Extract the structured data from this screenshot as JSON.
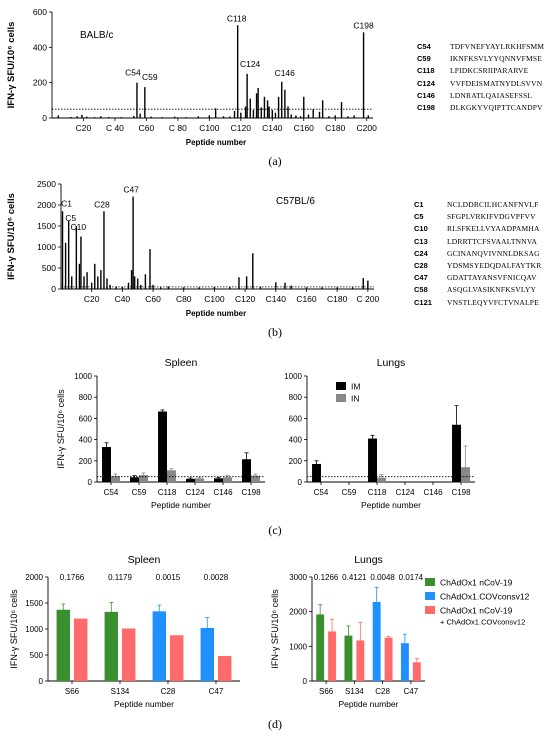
{
  "chart_data": [
    {
      "panel": "a",
      "type": "bar",
      "caption": "(a)",
      "strain": "BALB/c",
      "ylabel": "IFN-γ SFU/10⁶ cells",
      "xlabel": "Peptide number",
      "ylim": [
        0,
        600
      ],
      "yticks": [
        0,
        200,
        400,
        600
      ],
      "xlim": [
        0,
        204
      ],
      "xticks": [
        20,
        40,
        60,
        80,
        100,
        120,
        140,
        160,
        180,
        200
      ],
      "xtick_labels": [
        "C20",
        "C 40",
        "C60",
        "C 80",
        "C100",
        "C120",
        "C140",
        "C160",
        "C180",
        "C200"
      ],
      "cutoff": 50,
      "peaks": [
        {
          "label": "C54",
          "x": 54,
          "y": 200
        },
        {
          "label": "C59",
          "x": 59,
          "y": 175
        },
        {
          "label": "C118",
          "x": 118,
          "y": 525
        },
        {
          "label": "C124",
          "x": 124,
          "y": 250
        },
        {
          "label": "C146",
          "x": 146,
          "y": 205
        },
        {
          "label": "C198",
          "x": 198,
          "y": 485
        }
      ],
      "bars": [
        [
          4,
          15
        ],
        [
          12,
          6
        ],
        [
          16,
          10
        ],
        [
          19,
          18
        ],
        [
          22,
          8
        ],
        [
          27,
          5
        ],
        [
          31,
          10
        ],
        [
          36,
          6
        ],
        [
          44,
          5
        ],
        [
          52,
          12
        ],
        [
          54,
          200
        ],
        [
          56,
          25
        ],
        [
          59,
          175
        ],
        [
          63,
          8
        ],
        [
          70,
          5
        ],
        [
          78,
          8
        ],
        [
          85,
          5
        ],
        [
          93,
          10
        ],
        [
          100,
          15
        ],
        [
          104,
          55
        ],
        [
          109,
          10
        ],
        [
          113,
          8
        ],
        [
          116,
          40
        ],
        [
          118,
          525
        ],
        [
          120,
          30
        ],
        [
          123,
          65
        ],
        [
          124,
          250
        ],
        [
          126,
          110
        ],
        [
          128,
          45
        ],
        [
          130,
          140
        ],
        [
          131,
          170
        ],
        [
          133,
          60
        ],
        [
          135,
          120
        ],
        [
          137,
          100
        ],
        [
          138,
          65
        ],
        [
          140,
          45
        ],
        [
          142,
          30
        ],
        [
          144,
          120
        ],
        [
          146,
          205
        ],
        [
          148,
          160
        ],
        [
          150,
          65
        ],
        [
          152,
          20
        ],
        [
          155,
          15
        ],
        [
          158,
          10
        ],
        [
          160,
          120
        ],
        [
          163,
          20
        ],
        [
          166,
          50
        ],
        [
          170,
          35
        ],
        [
          172,
          100
        ],
        [
          176,
          10
        ],
        [
          180,
          15
        ],
        [
          184,
          90
        ],
        [
          188,
          10
        ],
        [
          192,
          15
        ],
        [
          198,
          485
        ],
        [
          201,
          15
        ]
      ],
      "sequences": [
        {
          "id": "C54",
          "seq": "TDFVNEFYAYLRKHFSMM"
        },
        {
          "id": "C59",
          "seq": "IKNFKSVLYYQNNVFMSE"
        },
        {
          "id": "C118",
          "seq": "LPIDKCSRIIPARARVE"
        },
        {
          "id": "C124",
          "seq": "VVFDEISMATNYDLSVVN"
        },
        {
          "id": "C146",
          "seq": "LDNRATLQAIASEFSSL"
        },
        {
          "id": "C198",
          "seq": "DLKGKYVQIPTTCANDPV"
        }
      ]
    },
    {
      "panel": "b",
      "type": "bar",
      "caption": "(b)",
      "strain": "C57BL/6",
      "ylabel": "IFN-γ SFU/10⁶ cells",
      "xlabel": "Peptide number",
      "ylim": [
        0,
        2500
      ],
      "yticks": [
        0,
        500,
        1000,
        1500,
        2000,
        2500
      ],
      "xlim": [
        0,
        204
      ],
      "xticks": [
        20,
        40,
        60,
        80,
        100,
        120,
        140,
        160,
        180,
        200
      ],
      "xtick_labels": [
        "C20",
        "C40",
        "C60",
        "C80",
        "C100",
        "C120",
        "C140",
        "C160",
        "C180",
        "C 200"
      ],
      "cutoff": 50,
      "peaks": [
        {
          "label": "C1",
          "x": 1,
          "y": 1850
        },
        {
          "label": "C5",
          "x": 5,
          "y": 1620
        },
        {
          "label": "C10",
          "x": 10,
          "y": 1500
        },
        {
          "label": "C28",
          "x": 28,
          "y": 1850
        },
        {
          "label": "C47",
          "x": 47,
          "y": 2200
        }
      ],
      "bars": [
        [
          1,
          1850
        ],
        [
          3,
          1100
        ],
        [
          5,
          1620
        ],
        [
          7,
          300
        ],
        [
          10,
          1500
        ],
        [
          12,
          600
        ],
        [
          13,
          1250
        ],
        [
          15,
          300
        ],
        [
          17,
          400
        ],
        [
          20,
          150
        ],
        [
          22,
          600
        ],
        [
          24,
          300
        ],
        [
          26,
          450
        ],
        [
          28,
          1850
        ],
        [
          30,
          250
        ],
        [
          32,
          100
        ],
        [
          36,
          60
        ],
        [
          40,
          50
        ],
        [
          44,
          150
        ],
        [
          46,
          450
        ],
        [
          47,
          2200
        ],
        [
          48,
          300
        ],
        [
          50,
          250
        ],
        [
          52,
          100
        ],
        [
          55,
          350
        ],
        [
          58,
          950
        ],
        [
          60,
          100
        ],
        [
          65,
          40
        ],
        [
          70,
          60
        ],
        [
          80,
          40
        ],
        [
          90,
          40
        ],
        [
          100,
          50
        ],
        [
          110,
          60
        ],
        [
          116,
          280
        ],
        [
          121,
          300
        ],
        [
          125,
          850
        ],
        [
          130,
          50
        ],
        [
          140,
          160
        ],
        [
          146,
          150
        ],
        [
          150,
          80
        ],
        [
          160,
          40
        ],
        [
          170,
          40
        ],
        [
          180,
          40
        ],
        [
          190,
          40
        ],
        [
          197,
          260
        ],
        [
          200,
          200
        ]
      ],
      "sequences": [
        {
          "id": "C1",
          "seq": "NCLDDRCILHCANFNVLF"
        },
        {
          "id": "C5",
          "seq": "SFGPLVRKIFVDGVPFVV"
        },
        {
          "id": "C10",
          "seq": "RLSFKELLVYAADPAMHA"
        },
        {
          "id": "C13",
          "seq": "LDRRTTCFSVAALTNNVA"
        },
        {
          "id": "C24",
          "seq": "GCINANQVIVNNLDKSAG"
        },
        {
          "id": "C28",
          "seq": "YDSMSYEDQDALFAYTKR"
        },
        {
          "id": "C47",
          "seq": "GDATTAYANSVFNICQAV"
        },
        {
          "id": "C58",
          "seq": "ASQGLVASIKNFKSVLYY"
        },
        {
          "id": "C121",
          "seq": "VNSTLEQYVFCTVNALPE"
        }
      ]
    },
    {
      "panel": "c-spleen",
      "type": "bar",
      "title": "Spleen",
      "ylabel": "IFN-γ SFU/10⁶ cells",
      "xlabel": "Peptide number",
      "ylim": [
        0,
        1000
      ],
      "yticks": [
        0,
        200,
        400,
        600,
        800,
        1000
      ],
      "categories": [
        "C54",
        "C59",
        "C118",
        "C124",
        "C146",
        "C198"
      ],
      "cutoff": 50,
      "series": [
        {
          "name": "IM",
          "color": "#000000",
          "values": [
            330,
            45,
            665,
            30,
            35,
            215
          ],
          "err": [
            40,
            15,
            15,
            8,
            10,
            60
          ]
        },
        {
          "name": "IN",
          "color": "#888888",
          "values": [
            55,
            65,
            110,
            35,
            45,
            60
          ],
          "err": [
            20,
            20,
            15,
            10,
            15,
            15
          ]
        }
      ]
    },
    {
      "panel": "c-lungs",
      "type": "bar",
      "title": "Lungs",
      "ylabel": "",
      "xlabel": "Peptide number",
      "ylim": [
        0,
        1000
      ],
      "yticks": [
        0,
        200,
        400,
        600,
        800,
        1000
      ],
      "categories": [
        "C54",
        "C59",
        "C118",
        "C124",
        "C146",
        "C198"
      ],
      "cutoff": 50,
      "legend": [
        {
          "name": "IM",
          "color": "#000000"
        },
        {
          "name": "IN",
          "color": "#888888"
        }
      ],
      "series": [
        {
          "name": "IM",
          "color": "#000000",
          "values": [
            170,
            0,
            410,
            0,
            0,
            540
          ],
          "err": [
            30,
            0,
            30,
            0,
            0,
            180
          ]
        },
        {
          "name": "IN",
          "color": "#888888",
          "values": [
            0,
            0,
            40,
            0,
            0,
            140
          ],
          "err": [
            0,
            0,
            30,
            0,
            0,
            200
          ]
        }
      ],
      "caption": "(c)"
    },
    {
      "panel": "d-spleen",
      "type": "bar",
      "title": "Spleen",
      "ylabel": "IFN-γ SFU/10⁶ cells",
      "xlabel": "Peptide number",
      "ylim": [
        0,
        2000
      ],
      "yticks": [
        0,
        500,
        1000,
        1500,
        2000
      ],
      "categories": [
        "S66",
        "S134",
        "C28",
        "C47"
      ],
      "pvalues": [
        "0.1766",
        "0.1179",
        "0.0015",
        "0.0028"
      ],
      "bars": [
        {
          "cat": 0,
          "slot": 0,
          "value": 1370,
          "err": 110
        },
        {
          "cat": 0,
          "slot": 2,
          "value": 1200,
          "err": 0
        },
        {
          "cat": 1,
          "slot": 0,
          "value": 1330,
          "err": 180
        },
        {
          "cat": 1,
          "slot": 2,
          "value": 1010,
          "err": 0
        },
        {
          "cat": 2,
          "slot": 1,
          "value": 1340,
          "err": 120
        },
        {
          "cat": 2,
          "slot": 2,
          "value": 880,
          "err": 0
        },
        {
          "cat": 3,
          "slot": 1,
          "value": 1020,
          "err": 200
        },
        {
          "cat": 3,
          "slot": 2,
          "value": 480,
          "err": 0
        }
      ]
    },
    {
      "panel": "d-lungs",
      "type": "bar",
      "title": "Lungs",
      "ylabel": "IFN-γ SFU/10⁶ cells",
      "xlabel": "Peptide number",
      "ylim": [
        0,
        3000
      ],
      "yticks": [
        0,
        1000,
        2000,
        3000
      ],
      "categories": [
        "S66",
        "S134",
        "C28",
        "C47"
      ],
      "pvalues": [
        "0.1266",
        "0.4121",
        "0.0048",
        "0.0174"
      ],
      "bars": [
        {
          "cat": 0,
          "slot": 0,
          "value": 1920,
          "err": 280
        },
        {
          "cat": 0,
          "slot": 2,
          "value": 1430,
          "err": 350
        },
        {
          "cat": 1,
          "slot": 0,
          "value": 1310,
          "err": 280
        },
        {
          "cat": 1,
          "slot": 2,
          "value": 1170,
          "err": 520
        },
        {
          "cat": 2,
          "slot": 1,
          "value": 2280,
          "err": 420
        },
        {
          "cat": 2,
          "slot": 2,
          "value": 1250,
          "err": 40
        },
        {
          "cat": 3,
          "slot": 1,
          "value": 1090,
          "err": 260
        },
        {
          "cat": 3,
          "slot": 2,
          "value": 540,
          "err": 110
        }
      ],
      "legend": [
        {
          "name": "ChAdOx1 nCoV-19",
          "color": "#3a8f2e"
        },
        {
          "name": "ChAdOx1.COVconsv12",
          "color": "#1e90ff"
        },
        {
          "name": "ChAdOx1 nCoV-19",
          "color": "#ff6b6b"
        },
        {
          "name": "+ ChAdOx1.COVconsv12",
          "color": "#ff6b6b"
        }
      ],
      "caption": "(d)"
    }
  ]
}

• **Directions for this task**: Wherever a line in the listing contains the word "panel", copy that line out.

• **Exercise response**:
      "panel": "a",
      "panel": "b",
      "panel": "c-spleen",
      "panel": "c-lungs",
      "panel": "d-spleen",
      "panel": "d-lungs",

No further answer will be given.